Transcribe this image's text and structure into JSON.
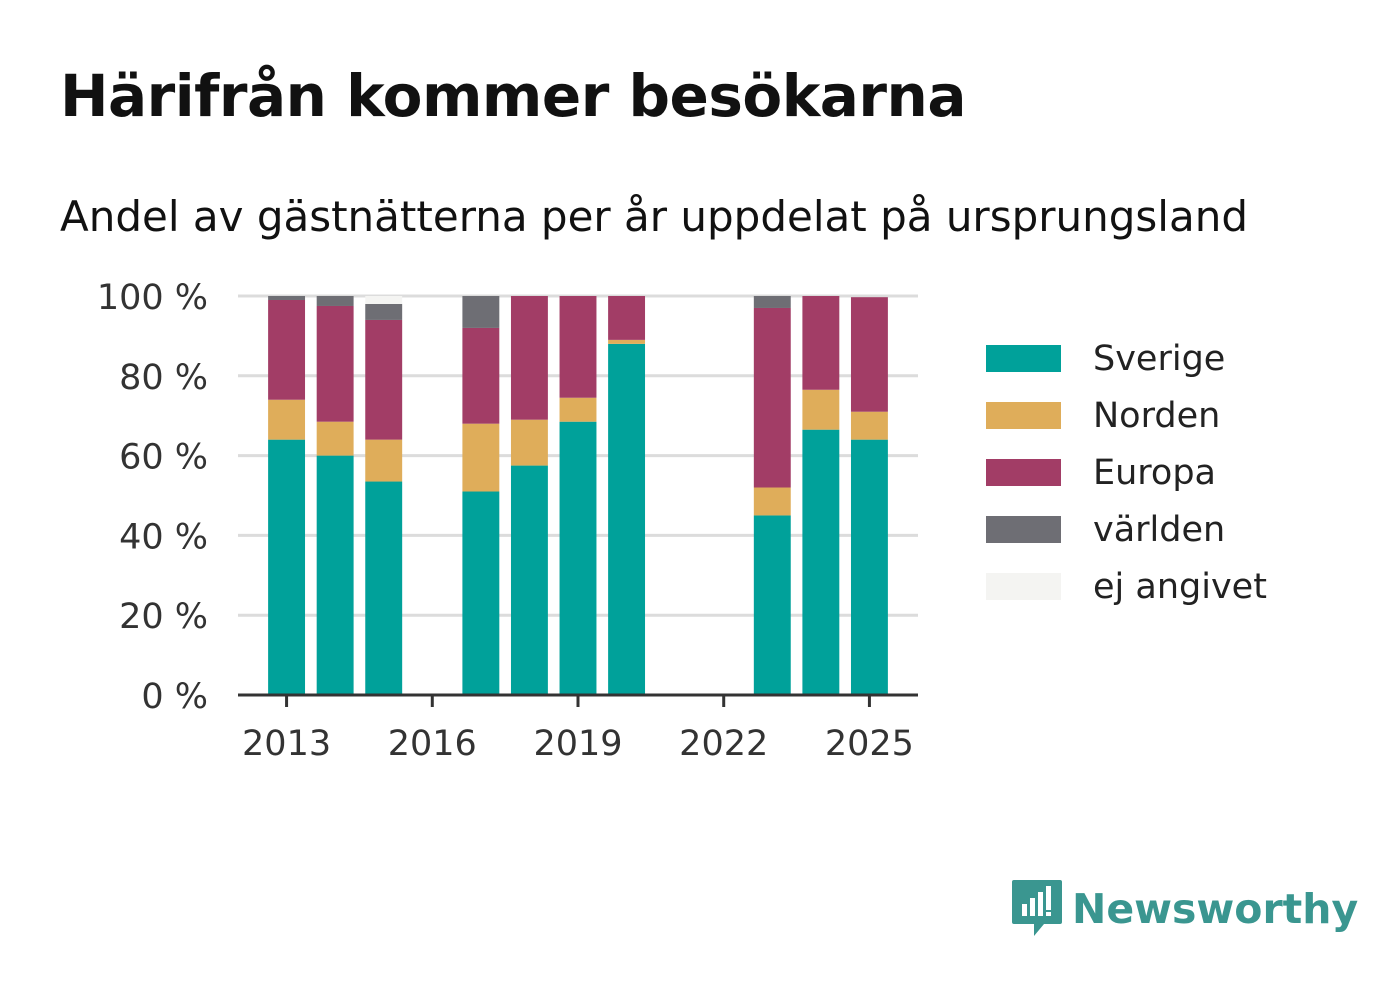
{
  "title": "Härifrån kommer besökarna",
  "subtitle": "Andel av gästnätterna per år uppdelat på ursprungsland",
  "brand": {
    "name": "Newsworthy",
    "icon": "bar-chart-speech-bubble-icon",
    "color": "#3a9690"
  },
  "chart_data": {
    "type": "bar",
    "stacked": true,
    "categories": [
      2013,
      2014,
      2015,
      2017,
      2018,
      2019,
      2020,
      2023,
      2024,
      2025
    ],
    "series": [
      {
        "name": "Sverige",
        "color": "#00a19a",
        "values": [
          64,
          60,
          53.5,
          51,
          57.5,
          68.5,
          88,
          45,
          66.5,
          64
        ]
      },
      {
        "name": "Norden",
        "color": "#dfad5a",
        "values": [
          10,
          8.5,
          10.5,
          17,
          11.5,
          6,
          1,
          7,
          10,
          7
        ]
      },
      {
        "name": "Europa",
        "color": "#a23d66",
        "values": [
          25,
          29,
          30,
          24,
          31,
          25.5,
          11,
          45,
          23.5,
          28.7
        ]
      },
      {
        "name": "världen",
        "color": "#6e6e74",
        "values": [
          1,
          2.5,
          4,
          8,
          0,
          0,
          0,
          3,
          0,
          0
        ]
      },
      {
        "name": "ej angivet",
        "color": "#f4f4f2",
        "values": [
          0,
          0,
          2,
          0,
          0,
          0,
          0,
          0,
          0,
          0
        ]
      }
    ],
    "x_ticks": [
      "2013",
      "2016",
      "2019",
      "2022",
      "2025"
    ],
    "y_ticks": [
      "0 %",
      "20 %",
      "40 %",
      "60 %",
      "80 %",
      "100 %"
    ],
    "xlim": [
      2012,
      2026
    ],
    "ylim": [
      0,
      100
    ],
    "grid": true,
    "legend_position": "right",
    "xlabel": "",
    "ylabel": ""
  }
}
++++++++++++++++++++
## EXERCISE INSTRUCTIONS
What count of lines in the listing contain the word "color"? Reply with the number only.

## RESULT OF THIS EXERCISE
6